Goals.
1 > Write out the passage of the Ranger axle-swap article below that opens with the words containing "With our axle" and closes with "lifetime-warrantied locking hubs.", copying every word as it appears.
2 > Pick up the Ranger axle-swap article below where it stops, carrying it forward in the same voice.

Source text.
>> BEGIN

With our axle assembled and the ring-and-pinion engagement shimmed to perfection, we plunked in a set of forged, 30-spline G2 Tork front axleshaft kits, assembled with Spicer cold-forged 760X U-joints. Finishing touches included a complete Early Ford Bronco disc brake conversion kit from Bronco Graveyard, which includes everything needed to ditch the drum brakes in one convenient kit, and a set of G2’s new inexpensive, rugged, lifetime-warrantied locking hubs.
All told, we ended up spending more coin on these axles than we anticipated—and on top of that, the only part we actually used on the salvaged Early Bronco axles was the front Dana 44 housing. But look on the bright side: It wasn’t a fail. It was just a more-expensive win. Oh well. We’ll be making the axle-to-Ranger marriage in the next installment, so stay tuned!
The platform for our solid-axle swap was this much-loved yet well-used 1998 Ranger, a great package size for negotiating tightly wooded New England trail systems. Riding on a worn-out 4-inch-lift suspension, mostly spanked 33-inch mud terrains, and the tired factory locker(less) TTB Dana 35 front and 7.5 rear axles, it was due for a reboot.
One of the terrible yet sometimes handy things about living in New England is the abundance of rusted-out, vintage 4x4s just waiting to donate their drivetrain goodies. Our salvaged Dana 44 front and 9-inch rear, excavated from beneath this thoroughly Swiss-cheesed 1974 Bronco, were had for a song. Actually, it was an 18-pack of a frosty adult beverage that ultimately sealed the deal. You gotta love campfire negotiations!
Since we were stepping up to a 35-inch tire with no immediate plans to replace the tired little four-popper under the hood, we needed substantially taller gearing than the factory 3.50 ratio of the donor Bronco. Because of their outstanding value—and for what should prove an ideal crawl ratio—G2 forged Performance Series 5.38 ring-and-pinion sets and install kits got the nod here.
For a clean slate we decided to spend a little extra dough on one of G2’s nodular iron differential carriers, which feature increased ribbing and material nearly everywhere. They are offered in two carrier bearing sizes: one for 28- and 31-spline axleshafts, and the other for 35- and 40-spline shafts. To set the stage for future powertrain upgrades, we chose the big one. To make it work with the 31-spline shafts we wanted to run, we got our hands on the requisite conversion carrier bearings. This is where our plan hit a pothole.
Since running 31-spline shafts in the small-bearing housing ends of our Bronco housing meant either using conversion axle bearings of debatable longevity, or the tricky procedure of welding on new large Torino-style housing ends, we hit the easy button and ordered up one of Currie’s 1966-1977 Bronco crate rearends. The Currie 9-Plus heavy-duty housing that comes with the package is built to factory dimensions and ensures we are starting with a much stronger and 100 percent straight platform. We had Currie leave the spring perches and shock mounts off so we could burn them in according to our Ranger’s factory spring/shock locations.

>> END

Dataset excerpts.

>> BEGIN

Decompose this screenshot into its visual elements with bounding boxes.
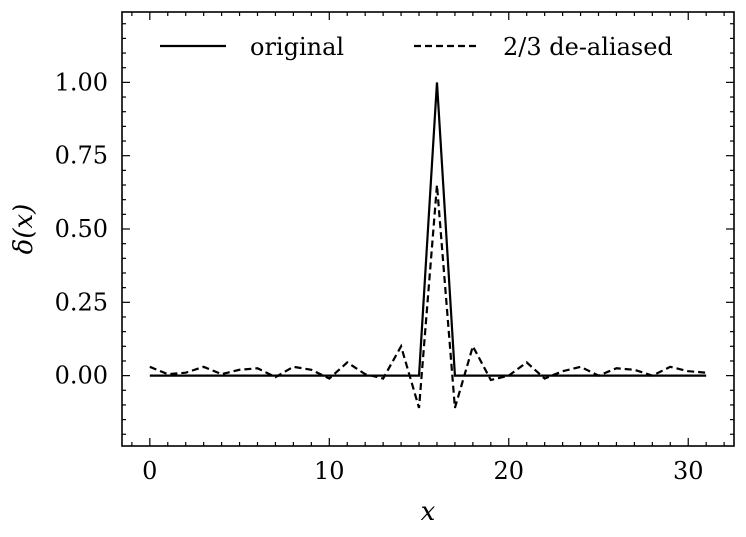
y-tick-label: 0.00 xyxy=(55,362,108,390)
x-axis-label: x xyxy=(421,497,436,527)
plot-lines xyxy=(149,82,707,409)
y-tick-label: 0.25 xyxy=(55,288,108,316)
tick-labels: 0 10 20 30 0.00 0.25 0.50 0.75 1.00 xyxy=(55,68,704,485)
series-line-dealiased xyxy=(149,184,707,409)
y-tick-label: 1.00 xyxy=(55,68,108,96)
y-axis-label: δ(x) xyxy=(9,204,39,255)
y-tick-label: 0.50 xyxy=(55,215,108,243)
x-tick-label: 0 xyxy=(142,457,157,485)
x-tick-label: 10 xyxy=(314,457,345,485)
legend: original 2/3 de-aliased xyxy=(160,33,673,61)
legend-label-original: original xyxy=(250,33,344,61)
legend-label-dealiased: 2/3 de-aliased xyxy=(503,33,673,61)
y-tick-label: 0.75 xyxy=(55,142,108,170)
series-line-original xyxy=(149,82,707,377)
x-tick-label: 20 xyxy=(493,457,524,485)
x-tick-label: 30 xyxy=(673,457,704,485)
axis-ticks xyxy=(122,12,734,446)
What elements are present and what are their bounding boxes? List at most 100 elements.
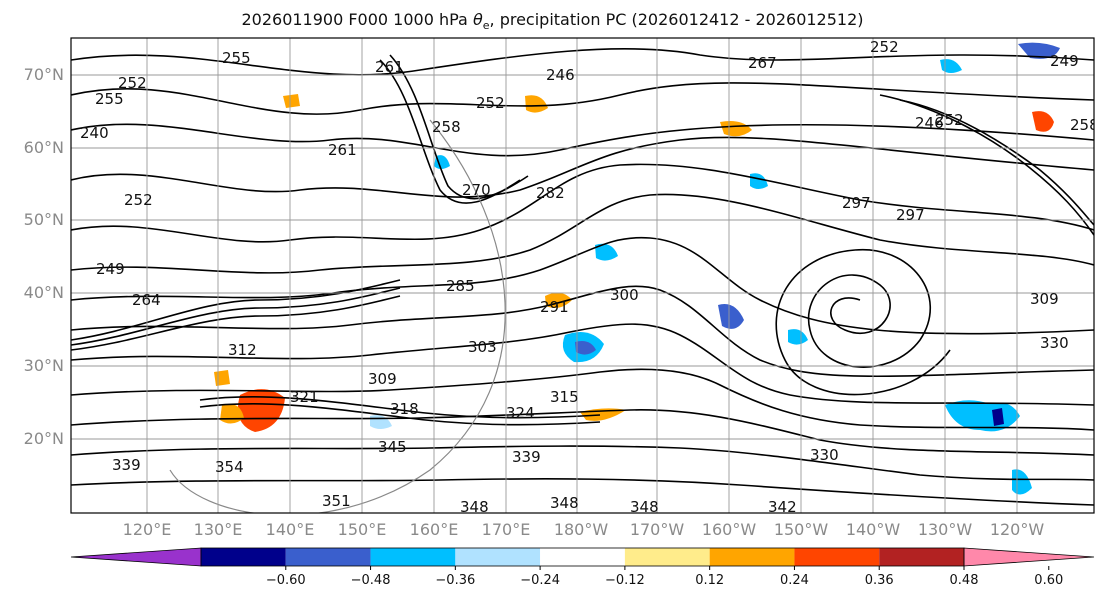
theta-subscript: e — [482, 19, 490, 33]
precip-negative-blob — [595, 243, 618, 261]
contour-label: 348 — [460, 498, 489, 516]
colorbar-segment — [709, 548, 795, 566]
colorbar-tick-label: 0.48 — [950, 573, 979, 588]
contour-spiral — [775, 249, 951, 396]
title-prefix: 2026011900 F000 1000 hPa — [241, 10, 473, 29]
precip-positive-blob — [1032, 111, 1054, 132]
colorbar-tick-label: 0.12 — [695, 573, 724, 588]
colorbar-tick-label: −0.60 — [266, 573, 306, 588]
precip-positive-blob — [214, 370, 230, 386]
lon-label: 170°E — [482, 520, 531, 539]
colorbar-segment — [455, 548, 541, 566]
theta-e-contours — [71, 47, 1094, 506]
contour-label: 321 — [290, 388, 319, 406]
contour-label: 303 — [468, 338, 497, 356]
lon-label: 150°E — [338, 520, 387, 539]
contour-line — [879, 94, 1094, 236]
graticule — [71, 38, 1094, 513]
lon-label: 160°W — [702, 520, 757, 539]
contour-line — [899, 99, 1094, 226]
contour-label: 264 — [132, 291, 161, 309]
contour-label: 252 — [870, 38, 899, 56]
contour-line — [71, 295, 401, 351]
colorbar-extend-low — [70, 547, 202, 567]
precip-negative-blob — [718, 304, 744, 329]
contour-label: 285 — [446, 277, 475, 295]
precip-positive-blob — [283, 94, 300, 108]
contour-line — [71, 82, 1094, 115]
lon-label: 140°E — [266, 520, 315, 539]
colorbar-segment — [540, 548, 625, 566]
precip-positive-blob — [525, 95, 548, 113]
contour-line — [71, 136, 1094, 198]
contour-label: 318 — [390, 400, 419, 418]
contour-label: 252 — [935, 111, 964, 129]
contour-line — [71, 368, 1094, 431]
lat-label: 30°N — [24, 356, 64, 375]
contour-label: 291 — [540, 298, 569, 316]
lon-label: 160°E — [410, 520, 459, 539]
contour-line — [71, 123, 1094, 157]
contour-label: 315 — [550, 388, 579, 406]
contour-line — [389, 54, 529, 200]
contour-label: 324 — [506, 404, 535, 422]
contour-label: 351 — [322, 492, 351, 510]
contour-label: 342 — [768, 498, 797, 516]
contour-line — [71, 409, 1094, 456]
contour-label: 246 — [915, 114, 944, 132]
lat-label: 20°N — [24, 429, 64, 448]
contour-label: 309 — [1030, 290, 1059, 308]
precip-negative-blob — [1018, 42, 1060, 59]
lon-label: 180°W — [554, 520, 609, 539]
lon-label: 120°W — [990, 520, 1045, 539]
contour-line — [71, 323, 1094, 406]
contour-line — [71, 287, 401, 346]
contour-line — [71, 285, 1094, 378]
colorbar: −0.60 −0.48 −0.36 −0.24 −0.12 0.12 0.24 0.36 0.4… — [70, 547, 1095, 588]
contour-line — [71, 279, 401, 341]
title-suffix: , precipitation PC (2026012412 - 2026012… — [489, 10, 864, 29]
lat-label: 50°N — [24, 210, 64, 229]
colorbar-segment — [794, 548, 880, 566]
latitude-axis: 70°N 60°N 50°N 40°N 30°N 20°N — [24, 65, 64, 448]
colorbar-segment — [285, 548, 371, 566]
contour-line — [71, 193, 1094, 274]
contour-label: 330 — [1040, 334, 1069, 352]
theta-symbol: θ — [472, 10, 483, 29]
contour-label: 312 — [228, 341, 257, 359]
contour-label: 354 — [215, 458, 244, 476]
precip-negative-blob — [575, 341, 596, 355]
contour-label: 252 — [118, 74, 147, 92]
contour-label: 267 — [748, 54, 777, 72]
contour-line — [71, 445, 1094, 481]
contour-line — [379, 59, 521, 204]
colorbar-tick-label: −0.36 — [435, 573, 475, 588]
longitude-axis: 120°E 130°E 140°E 150°E 160°E 170°E 180°… — [123, 520, 1045, 539]
contour-label: 339 — [512, 448, 541, 466]
precip-negative-blob — [940, 59, 962, 73]
contour-spiral — [807, 248, 931, 368]
contour-label: 261 — [375, 58, 404, 76]
contour-label: 249 — [1050, 52, 1079, 70]
contour-line — [71, 236, 1094, 335]
lat-label: 60°N — [24, 138, 64, 157]
contour-label: 348 — [630, 498, 659, 516]
contour-label: 258 — [1070, 116, 1099, 134]
contour-label: 270 — [462, 181, 491, 199]
contour-label: 255 — [95, 90, 124, 108]
map-panel — [71, 38, 1094, 513]
contour-line — [199, 402, 601, 426]
colorbar-tick-label: 0.60 — [1034, 573, 1063, 588]
colorbar-segment — [370, 548, 456, 566]
contour-label: 297 — [896, 206, 925, 224]
contour-line — [71, 163, 1094, 243]
great-circle-line — [169, 119, 506, 513]
contour-label: 345 — [378, 438, 407, 456]
map-frame — [70, 37, 1095, 514]
contour-label: 258 — [432, 118, 461, 136]
lon-label: 170°W — [630, 520, 685, 539]
colorbar-tick-label: 0.36 — [865, 573, 894, 588]
colorbar-extend-high — [963, 547, 1095, 567]
contour-label: 246 — [546, 66, 575, 84]
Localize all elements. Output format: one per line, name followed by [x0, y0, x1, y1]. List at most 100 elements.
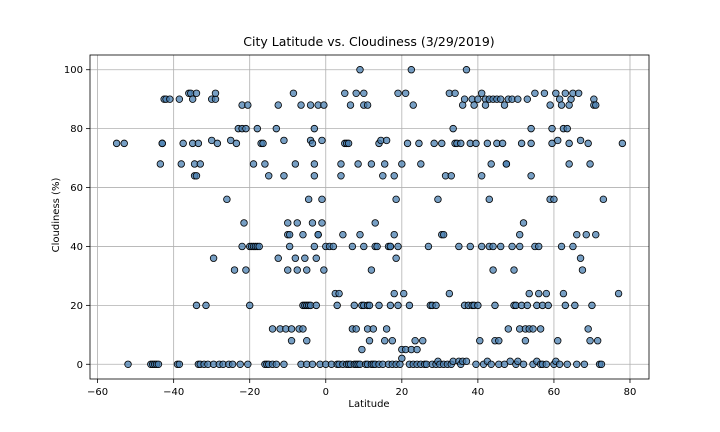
data-point: [369, 325, 378, 333]
data-point: [588, 301, 596, 310]
data-point: [293, 266, 301, 274]
data-point: [508, 242, 516, 251]
data-point: [438, 139, 446, 148]
data-point: [432, 301, 440, 310]
data-point: [259, 139, 267, 148]
data-point: [333, 301, 341, 310]
data-point: [228, 360, 237, 368]
data-point: [265, 172, 273, 180]
data-point: [344, 139, 353, 148]
data-point: [502, 160, 511, 168]
data-point: [506, 357, 514, 366]
data-point: [341, 89, 349, 97]
data-point: [495, 337, 503, 345]
data-point: [580, 360, 589, 368]
data-point: [489, 242, 497, 251]
data-point: [360, 242, 368, 251]
data-point: [445, 289, 454, 298]
data-point: [367, 160, 376, 168]
data-point: [280, 136, 288, 145]
data-point: [156, 160, 165, 168]
data-point: [232, 139, 241, 148]
data-point: [196, 160, 204, 168]
data-point: [527, 172, 535, 180]
data-point: [285, 230, 294, 239]
data-point: [525, 289, 533, 298]
data-point: [352, 325, 360, 333]
data-point: [455, 242, 463, 251]
data-point: [536, 325, 545, 333]
data-point: [299, 325, 307, 333]
data-point: [375, 301, 383, 310]
data-point: [356, 66, 364, 74]
data-point: [394, 89, 402, 97]
data-point: [373, 242, 381, 251]
data-point: [363, 101, 372, 109]
data-point: [593, 337, 602, 345]
data-point: [563, 124, 571, 133]
data-point: [474, 95, 482, 103]
data-point: [565, 160, 573, 168]
data-point: [320, 266, 328, 274]
data-point: [255, 242, 263, 251]
data-point: [242, 266, 250, 274]
data-point: [555, 360, 564, 368]
data-point: [470, 101, 478, 109]
data-point: [582, 230, 590, 239]
axis-ticks: −60 −40 −20 0 20 40 60 80 0 20 40 60 80 100: [64, 65, 636, 398]
data-point: [207, 136, 216, 145]
data-point: [166, 95, 174, 103]
data-point: [192, 172, 201, 180]
data-point: [527, 124, 535, 133]
data-point: [392, 195, 400, 204]
data-point: [175, 95, 184, 103]
data-point: [483, 139, 492, 148]
data-point: [466, 242, 474, 251]
data-point: [500, 360, 509, 368]
data-point: [563, 360, 571, 368]
data-point: [339, 230, 347, 239]
data-point: [498, 139, 507, 148]
data-point: [291, 254, 300, 262]
data-point: [390, 230, 398, 239]
data-point: [462, 357, 471, 366]
data-points: [112, 66, 627, 368]
y-axis-label: Cloudiness (%): [51, 178, 62, 253]
data-point: [552, 89, 560, 97]
data-point: [337, 172, 345, 180]
data-point: [112, 139, 121, 148]
data-point: [337, 160, 345, 168]
data-point: [477, 89, 486, 97]
data-point: [310, 124, 319, 133]
data-point: [202, 301, 210, 310]
x-tick-label: −20: [239, 387, 260, 398]
data-point: [504, 325, 512, 333]
data-point: [381, 160, 389, 168]
data-point: [223, 195, 231, 204]
data-point: [303, 266, 311, 274]
data-point: [540, 89, 549, 97]
data-point: [542, 289, 551, 298]
data-point: [246, 301, 254, 310]
data-point: [394, 242, 402, 251]
data-point: [597, 360, 606, 368]
data-point: [382, 325, 391, 333]
data-point: [285, 242, 294, 251]
data-point: [318, 195, 326, 204]
data-point: [303, 337, 311, 345]
data-point: [614, 289, 623, 298]
data-point: [346, 101, 355, 109]
x-tick-label: 0: [323, 387, 329, 398]
data-point: [561, 301, 570, 310]
data-point: [318, 136, 326, 145]
data-point: [400, 289, 408, 298]
data-point: [398, 160, 406, 168]
data-point: [531, 89, 539, 97]
data-point: [244, 360, 252, 368]
data-point: [592, 101, 600, 109]
grid-lines: [90, 55, 649, 379]
data-point: [550, 195, 558, 204]
data-point: [304, 195, 313, 204]
data-point: [419, 337, 427, 345]
data-point: [571, 301, 579, 310]
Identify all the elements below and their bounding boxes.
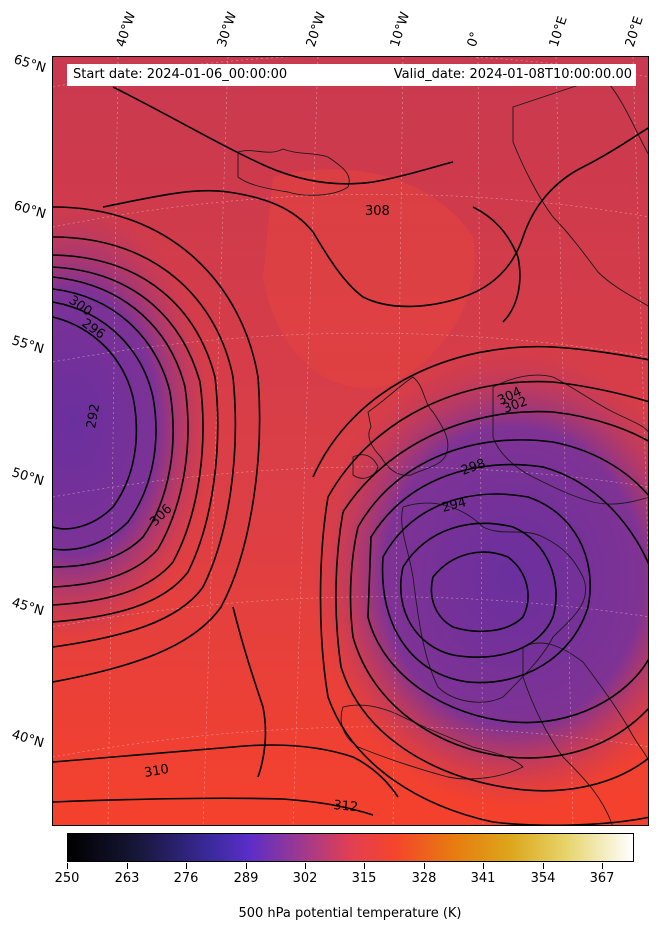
- lat-label-45n: 45°N: [9, 595, 46, 620]
- contour-308-north: [102, 127, 648, 308]
- colorbar-tick: [543, 863, 544, 869]
- lon-label-10e: 10°E: [546, 14, 571, 50]
- colorbar-tick: [127, 863, 128, 869]
- iceland-coast: [237, 148, 350, 196]
- contour-298-west: [53, 276, 189, 588]
- contour-310: [53, 744, 399, 798]
- contour-label-294: 294: [440, 495, 468, 516]
- colorbar-tick: [67, 863, 68, 869]
- contour-296-west: [53, 288, 174, 568]
- contour-292-west: [53, 316, 138, 530]
- contour-label-308: 308: [365, 204, 390, 219]
- warm-ridge-area: [263, 169, 475, 389]
- lon-label-40w: 40°W: [113, 10, 140, 49]
- contour-294-east: [400, 522, 557, 658]
- lon-label-10w: 10°W: [387, 10, 414, 49]
- valid-date-label: Valid_date: 2024-01-08T10:00:00.00: [327, 64, 636, 86]
- contour-304-west: [53, 236, 237, 648]
- contour-label-310: 310: [143, 762, 170, 781]
- colorbar: [67, 833, 634, 862]
- colorbar-tick: [602, 863, 603, 869]
- lat-label-60n: 60°N: [11, 198, 48, 223]
- lon-label-20e: 20°E: [622, 14, 647, 50]
- contour-292-east: [430, 551, 529, 633]
- lon-label-0: 0°: [464, 30, 484, 49]
- contour-label-292: 292: [84, 403, 103, 430]
- lat-label-40n: 40°N: [9, 727, 46, 752]
- contour-label-312: 312: [333, 798, 359, 815]
- map-canvas: 292 294 296 298 300 302 304 306 308 310 …: [53, 57, 648, 825]
- map-panel[interactable]: 292 294 296 298 300 302 304 306 308 310 …: [52, 56, 649, 826]
- contour-298-east: [367, 463, 648, 724]
- ireland-coast: [352, 454, 379, 479]
- colorbar-tick: [364, 863, 365, 869]
- contour-312: [53, 797, 374, 816]
- colorbar-label: 289: [233, 871, 259, 886]
- contour-306-east: [312, 345, 648, 478]
- start-date-label: Start date: 2024-01-06_00:00:00: [67, 64, 333, 86]
- contour-300-west: [53, 266, 204, 606]
- colorbar-label: 341: [470, 871, 496, 886]
- colorbar-label: 367: [589, 871, 615, 886]
- colorbar-tick: [186, 863, 187, 869]
- colorbar-gradient: [68, 834, 633, 861]
- contour-302-east: [335, 410, 648, 792]
- contour-294-west: [53, 301, 157, 551]
- france-iberia-coast: [401, 502, 587, 703]
- lat-label-65n: 65°N: [11, 52, 48, 77]
- uk-coast: [367, 376, 449, 476]
- colorbar-label: 250: [54, 871, 80, 886]
- cold-low-east-area: [313, 347, 648, 807]
- lon-label-20w: 20°W: [303, 10, 330, 49]
- lat-label-50n: 50°N: [9, 465, 46, 490]
- contour-308-ridge: [472, 206, 521, 323]
- colorbar-label: 354: [530, 871, 556, 886]
- contour-304-east: [319, 380, 648, 825]
- colorbar-tick: [246, 863, 247, 869]
- contour-306-north: [112, 86, 454, 185]
- colorbar-label: 315: [351, 871, 377, 886]
- colorbar-label: 276: [173, 871, 199, 886]
- graticule: [53, 57, 648, 825]
- cold-low-west-area: [53, 202, 213, 642]
- denmark-germany-coast: [492, 374, 648, 505]
- contour-296-east: [381, 493, 591, 684]
- lon-label-30w: 30°W: [214, 10, 241, 49]
- contour-302-west: [53, 254, 219, 623]
- contour-308-south: [232, 606, 267, 778]
- colorbar-label: 302: [292, 871, 318, 886]
- colorbar-label: 263: [114, 871, 140, 886]
- colorbar-tick: [424, 863, 425, 869]
- lat-label-55n: 55°N: [9, 333, 46, 358]
- colorbar-tick: [483, 863, 484, 869]
- contour-306-west: [53, 206, 261, 683]
- isentropes: [53, 86, 648, 825]
- colorbar-title: 500 hPa potential temperature (K): [238, 906, 462, 921]
- colorbar-label: 328: [411, 871, 437, 886]
- north-africa-coast: [340, 704, 524, 780]
- italy-coast: [522, 642, 648, 825]
- colorbar-tick: [305, 863, 306, 869]
- contour-300-east: [349, 439, 648, 759]
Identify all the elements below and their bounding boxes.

>> END

Solved problems.
1 >
With our axle assembled and the ring-and-pinion engagement shimmed to perfection, we plunked in a set of forged, 30-spline G2 Tork front axleshaft kits, assembled with Spicer cold-forged 760X U-joints. Finishing touches included a complete Early Ford Bronco disc brake conversion kit from Bronco Graveyard, which includes everything needed to ditch the drum brakes in one convenient kit, and a set of G2’s new inexpensive, rugged, lifetime-warrantied locking hubs.

2 >
Included with the Currie crate rearend is a set of 31-spline performance axleshafts fully loaded and ready to slide in with the backing plates, bearing retainers, seals, and wheel studs all preinstalled. Forged from 1541 alloy steel and induction heat treated, they’ll be oblivious to the fact that our Ranger is attempting to murder them.
Comparing the factory 28-spline Bronco shafts to our new 31-spline Currie shafts, you can almost hear James Earl Jones reciting Arby’s “We have the meats” slogan. The strength added by stepping up in spline count is pretty obvious. Along with the shaft diameter and stronger material, the fully assembled Currie performance axleshafts also give you thicker quarter-inch bearing backing plates, as well as thicker wheel flanges.
The single domino effect of swapping 9-inch housings was that our original small-bearing drum-brake backing plates no longer fit. Currie offers several disc and drum brake options, but to help keep costs down we chose the company’s standard 11-inch drum brake kit to button things up. The kit comes with new 11-inch drums and with all the brake parts fully assembled onto reconditioned and powdercoated factory-Ford backing plates. About as easy as it gets.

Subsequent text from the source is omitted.